### GOAL OF THE EXERCISE:
The entries below should be quoted exactly, with no pictures carried over.
BEGIN
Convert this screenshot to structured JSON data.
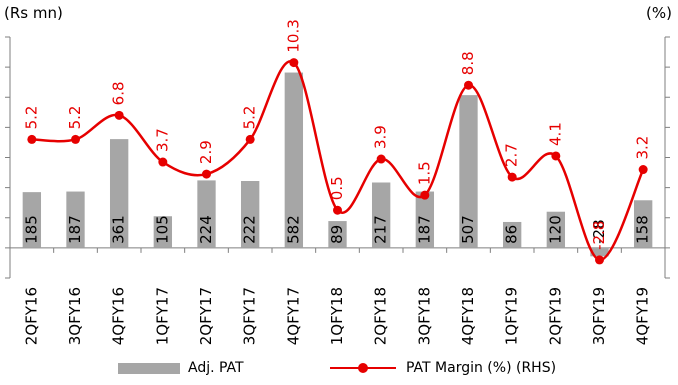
{
  "chart_data": {
    "type": "bar",
    "left_axis_label": "(Rs mn)",
    "right_axis_label": "(%)",
    "categories": [
      "2QFY16",
      "3QFY16",
      "4QFY16",
      "1QFY17",
      "2QFY17",
      "3QFY17",
      "4QFY17",
      "1QFY18",
      "2QFY18",
      "3QFY18",
      "4QFY18",
      "1QFY19",
      "2QFY19",
      "3QFY19",
      "4QFY19"
    ],
    "series": [
      {
        "name": "Adj. PAT",
        "type": "bar",
        "axis": "left",
        "color": "#a6a6a6",
        "values": [
          185,
          187,
          361,
          105,
          224,
          222,
          582,
          89,
          217,
          187,
          507,
          86,
          120,
          -28,
          158
        ],
        "labels": [
          "185",
          "187",
          "361",
          "105",
          "224",
          "222",
          "582",
          "89",
          "217",
          "187",
          "507",
          "86",
          "120",
          "-28",
          "158"
        ]
      },
      {
        "name": "PAT Margin (%) (RHS)",
        "type": "line",
        "axis": "right",
        "color": "#e60000",
        "values": [
          5.2,
          5.2,
          6.8,
          3.7,
          2.9,
          5.2,
          10.3,
          0.5,
          3.9,
          1.5,
          8.8,
          2.7,
          4.1,
          -2.8,
          3.2
        ],
        "labels": [
          "5.2",
          "5.2",
          "6.8",
          "3.7",
          "2.9",
          "5.2",
          "10.3",
          "0.5",
          "3.9",
          "1.5",
          "8.8",
          "2.7",
          "4.1",
          "-2.8",
          "3.2"
        ]
      }
    ],
    "y_left_range": [
      -100,
      700
    ],
    "y_right_range": [
      -4,
      12
    ],
    "grid": false,
    "legend_position": "bottom"
  }
}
END
### OUTPUT BELOW:
Convert this screenshot to structured JSON data.
{
  "chart_data": {
    "type": "bar",
    "left_axis_label": "(Rs mn)",
    "right_axis_label": "(%)",
    "categories": [
      "2QFY16",
      "3QFY16",
      "4QFY16",
      "1QFY17",
      "2QFY17",
      "3QFY17",
      "4QFY17",
      "1QFY18",
      "2QFY18",
      "3QFY18",
      "4QFY18",
      "1QFY19",
      "2QFY19",
      "3QFY19",
      "4QFY19"
    ],
    "series": [
      {
        "name": "Adj. PAT",
        "type": "bar",
        "axis": "left",
        "color": "#a6a6a6",
        "values": [
          185,
          187,
          361,
          105,
          224,
          222,
          582,
          89,
          217,
          187,
          507,
          86,
          120,
          -28,
          158
        ],
        "labels": [
          "185",
          "187",
          "361",
          "105",
          "224",
          "222",
          "582",
          "89",
          "217",
          "187",
          "507",
          "86",
          "120",
          "-28",
          "158"
        ]
      },
      {
        "name": "PAT Margin (%) (RHS)",
        "type": "line",
        "axis": "right",
        "color": "#e60000",
        "values": [
          5.2,
          5.2,
          6.8,
          3.7,
          2.9,
          5.2,
          10.3,
          0.5,
          3.9,
          1.5,
          8.8,
          2.7,
          4.1,
          -2.8,
          3.2
        ],
        "labels": [
          "5.2",
          "5.2",
          "6.8",
          "3.7",
          "2.9",
          "5.2",
          "10.3",
          "0.5",
          "3.9",
          "1.5",
          "8.8",
          "2.7",
          "4.1",
          "-2.8",
          "3.2"
        ]
      }
    ],
    "y_left_range": [
      -100,
      700
    ],
    "y_right_range": [
      -4,
      12
    ],
    "grid": false,
    "legend_position": "bottom"
  }
}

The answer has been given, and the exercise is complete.